**Task directions**.
Give an exact transcription of every line, dropping the images.

[Dataset records]
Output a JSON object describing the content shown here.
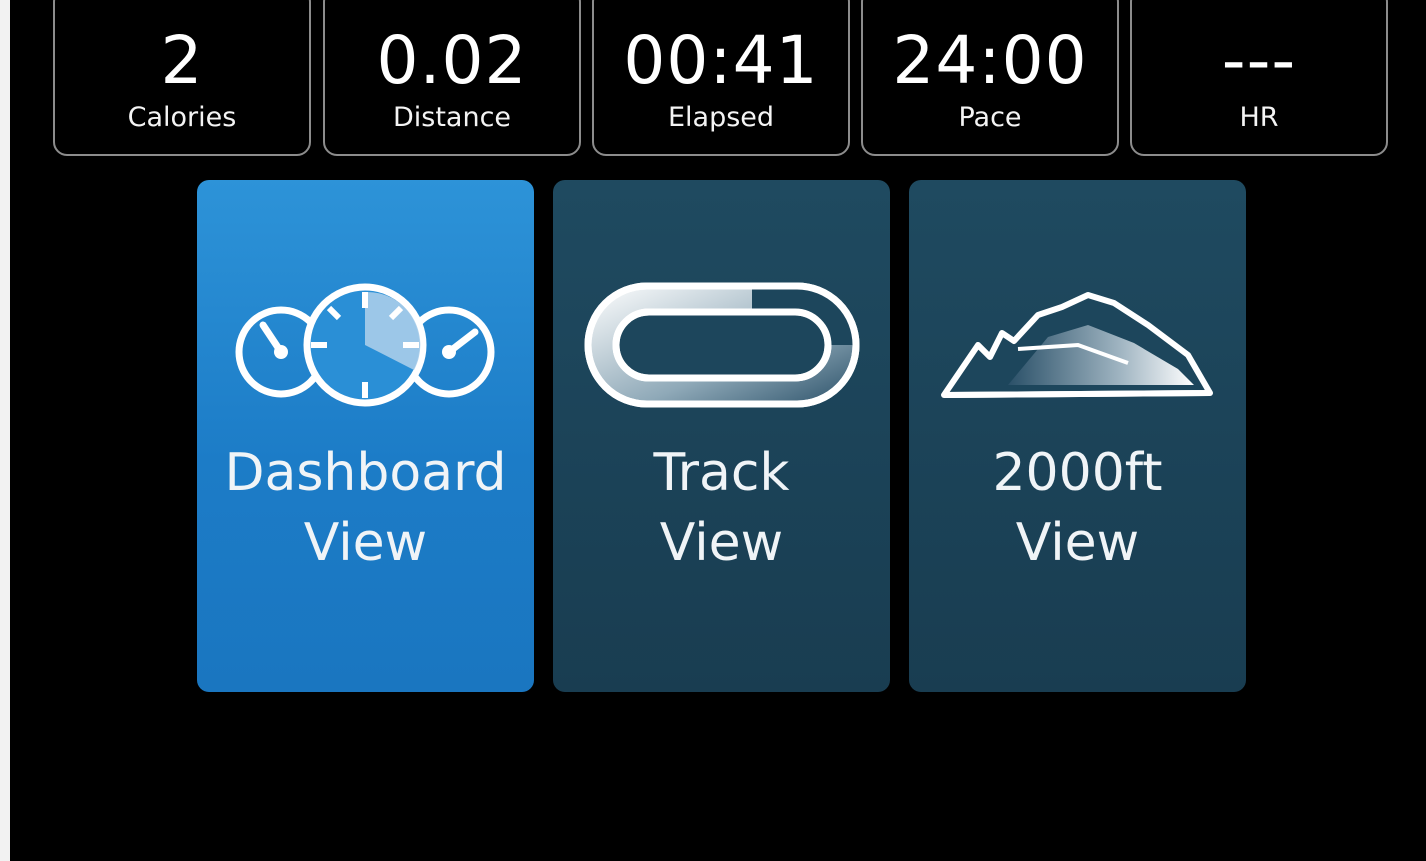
{
  "stats": [
    {
      "value": "2",
      "label": "Calories"
    },
    {
      "value": "0.02",
      "label": "Distance"
    },
    {
      "value": "00:41",
      "label": "Elapsed"
    },
    {
      "value": "24:00",
      "label": "Pace"
    },
    {
      "value": "---",
      "label": "HR"
    }
  ],
  "views": [
    {
      "line1": "Dashboard",
      "line2": "View",
      "icon": "dashboard-gauges-icon",
      "selected": true
    },
    {
      "line1": "Track",
      "line2": "View",
      "icon": "oval-track-icon",
      "selected": false
    },
    {
      "line1": "2000ft",
      "line2": "View",
      "icon": "mountain-terrain-icon",
      "selected": false
    }
  ],
  "colors": {
    "active_tile": "#2a8fd6",
    "inactive_tile": "#1d465c",
    "stat_border": "#8c8c8c",
    "background": "#000000"
  }
}
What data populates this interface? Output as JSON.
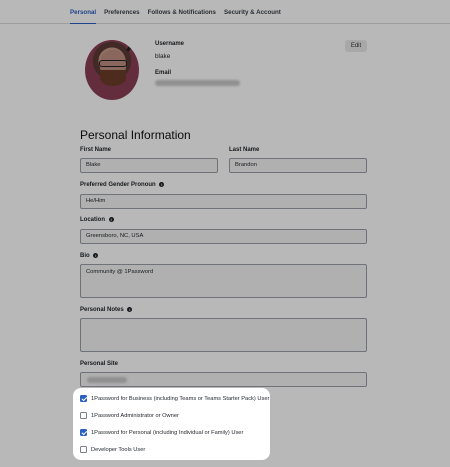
{
  "tabs": [
    "Personal",
    "Preferences",
    "Follows & Notifications",
    "Security & Account"
  ],
  "profile": {
    "username_label": "Username",
    "username": "blake",
    "email_label": "Email",
    "edit_label": "Edit"
  },
  "section_title": "Personal Information",
  "fields": {
    "first_name_label": "First Name",
    "first_name": "Blake",
    "last_name_label": "Last Name",
    "last_name": "Brandon",
    "pronoun_label": "Preferred Gender Pronoun",
    "pronoun": "He/Him",
    "location_label": "Location",
    "location": "Greensboro, NC, USA",
    "bio_label": "Bio",
    "bio": "Community @ 1Password",
    "notes_label": "Personal Notes",
    "notes": "",
    "site_label": "Personal Site"
  },
  "checkboxes": [
    {
      "label": "1Password for Business (including Teams or Teams Starter Pack) User",
      "checked": true
    },
    {
      "label": "1Password Administrator or Owner",
      "checked": false
    },
    {
      "label": "1Password for Personal (including Individual or Family) User",
      "checked": true
    },
    {
      "label": "Developer Tools User",
      "checked": false
    }
  ],
  "info_icon": "i",
  "colors": {
    "accent": "#2c5ebf"
  }
}
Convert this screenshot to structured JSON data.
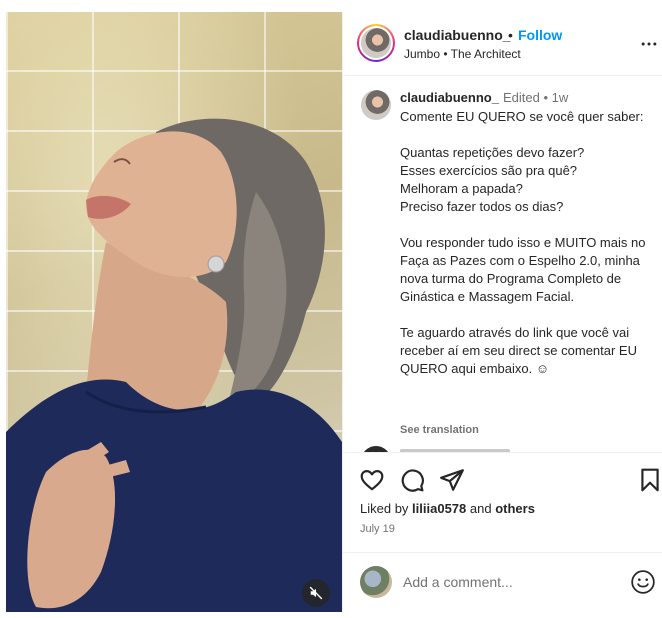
{
  "post": {
    "username": "claudiabuenno_",
    "separator": "•",
    "follow_label": "Follow",
    "audio": "Jumbo • The Architect"
  },
  "caption": {
    "username": "claudiabuenno_",
    "meta": "Edited • 1w",
    "text": "Comente EU QUERO se você quer saber:\n\nQuantas repetições devo fazer?\nEsses exercícios são pra quê?\nMelhoram a papada?\nPreciso fazer todos os dias?\n\nVou responder tudo isso e MUITO mais no Faça as Pazes com o Espelho 2.0, minha nova turma do Programa Completo de Ginástica e Massagem Facial.\n\nTe aguardo através do link que você vai receber aí em seu direct se comentar EU QUERO aqui embaixo. ☺",
    "see_translation": "See translation"
  },
  "likes": {
    "prefix": "Liked by",
    "user": "liliia0578",
    "conjunction": "and",
    "others": "others"
  },
  "date": "July 19",
  "comment": {
    "placeholder": "Add a comment..."
  },
  "icons": {
    "like": "heart-icon",
    "comment": "comment-icon",
    "share": "share-icon",
    "save": "bookmark-icon",
    "more": "more-icon",
    "mute": "muted-speaker-icon",
    "emoji": "emoji-icon"
  },
  "colors": {
    "accent": "#0095f6",
    "text": "#262626",
    "muted": "#737373",
    "divider": "#efefef",
    "shirt": "#1e2a5a"
  }
}
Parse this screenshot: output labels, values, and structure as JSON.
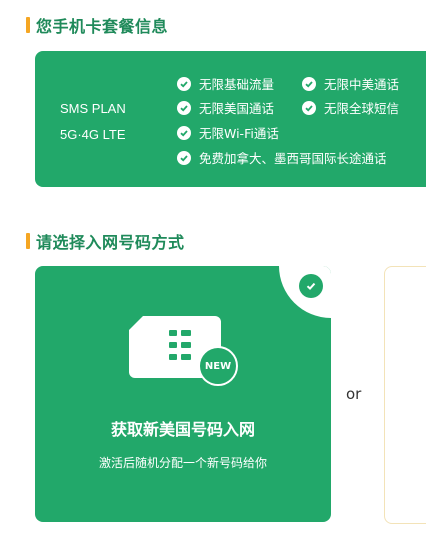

**Output below**.
Output a JSON object describing the content shown here.
{
  "stats": [
    {
      "value": "2",
      "label": "Calories"
    },
    {
      "value": "0.02",
      "label": "Distance"
    },
    {
      "value": "00:41",
      "label": "Elapsed"
    },
    {
      "value": "24:00",
      "label": "Pace"
    },
    {
      "value": "---",
      "label": "HR"
    }
  ],
  "views": [
    {
      "line1": "Dashboard",
      "line2": "View",
      "icon": "dashboard-gauges-icon",
      "selected": true
    },
    {
      "line1": "Track",
      "line2": "View",
      "icon": "oval-track-icon",
      "selected": false
    },
    {
      "line1": "2000ft",
      "line2": "View",
      "icon": "mountain-terrain-icon",
      "selected": false
    }
  ],
  "colors": {
    "active_tile": "#2a8fd6",
    "inactive_tile": "#1d465c",
    "stat_border": "#8c8c8c",
    "background": "#000000"
  }
}
What data populates this interface? Output as JSON.
{
  "tabs": [
    "Personal",
    "Preferences",
    "Follows & Notifications",
    "Security & Account"
  ],
  "profile": {
    "username_label": "Username",
    "username": "blake",
    "email_label": "Email",
    "edit_label": "Edit"
  },
  "section_title": "Personal Information",
  "fields": {
    "first_name_label": "First Name",
    "first_name": "Blake",
    "last_name_label": "Last Name",
    "last_name": "Brandon",
    "pronoun_label": "Preferred Gender Pronoun",
    "pronoun": "He/Him",
    "location_label": "Location",
    "location": "Greensboro, NC, USA",
    "bio_label": "Bio",
    "bio": "Community @ 1Password",
    "notes_label": "Personal Notes",
    "notes": "",
    "site_label": "Personal Site"
  },
  "checkboxes": [
    {
      "label": "1Password for Business (including Teams or Teams Starter Pack) User",
      "checked": true
    },
    {
      "label": "1Password Administrator or Owner",
      "checked": false
    },
    {
      "label": "1Password for Personal (including Individual or Family) User",
      "checked": true
    },
    {
      "label": "Developer Tools User",
      "checked": false
    }
  ],
  "info_icon": "i",
  "colors": {
    "accent": "#2c5ebf"
  }
}
Convert this screenshot to structured JSON data.
{
  "post": {
    "username": "claudiabuenno_",
    "separator": "•",
    "follow_label": "Follow",
    "audio": "Jumbo • The Architect"
  },
  "caption": {
    "username": "claudiabuenno_",
    "meta": "Edited • 1w",
    "text": "Comente EU QUERO se você quer saber:\n\nQuantas repetições devo fazer?\nEsses exercícios são pra quê?\nMelhoram a papada?\nPreciso fazer todos os dias?\n\nVou responder tudo isso e MUITO mais no Faça as Pazes com o Espelho 2.0, minha nova turma do Programa Completo de Ginástica e Massagem Facial.\n\nTe aguardo através do link que você vai receber aí em seu direct se comentar EU QUERO aqui embaixo. ☺",
    "see_translation": "See translation"
  },
  "likes": {
    "prefix": "Liked by",
    "user": "liliia0578",
    "conjunction": "and",
    "others": "others"
  },
  "date": "July 19",
  "comment": {
    "placeholder": "Add a comment..."
  },
  "icons": {
    "like": "heart-icon",
    "comment": "comment-icon",
    "share": "share-icon",
    "save": "bookmark-icon",
    "more": "more-icon",
    "mute": "muted-speaker-icon",
    "emoji": "emoji-icon"
  },
  "colors": {
    "accent": "#0095f6",
    "text": "#262626",
    "muted": "#737373",
    "divider": "#efefef",
    "shirt": "#1e2a5a"
  }
}
Parse this screenshot: output labels, values, and structure as JSON.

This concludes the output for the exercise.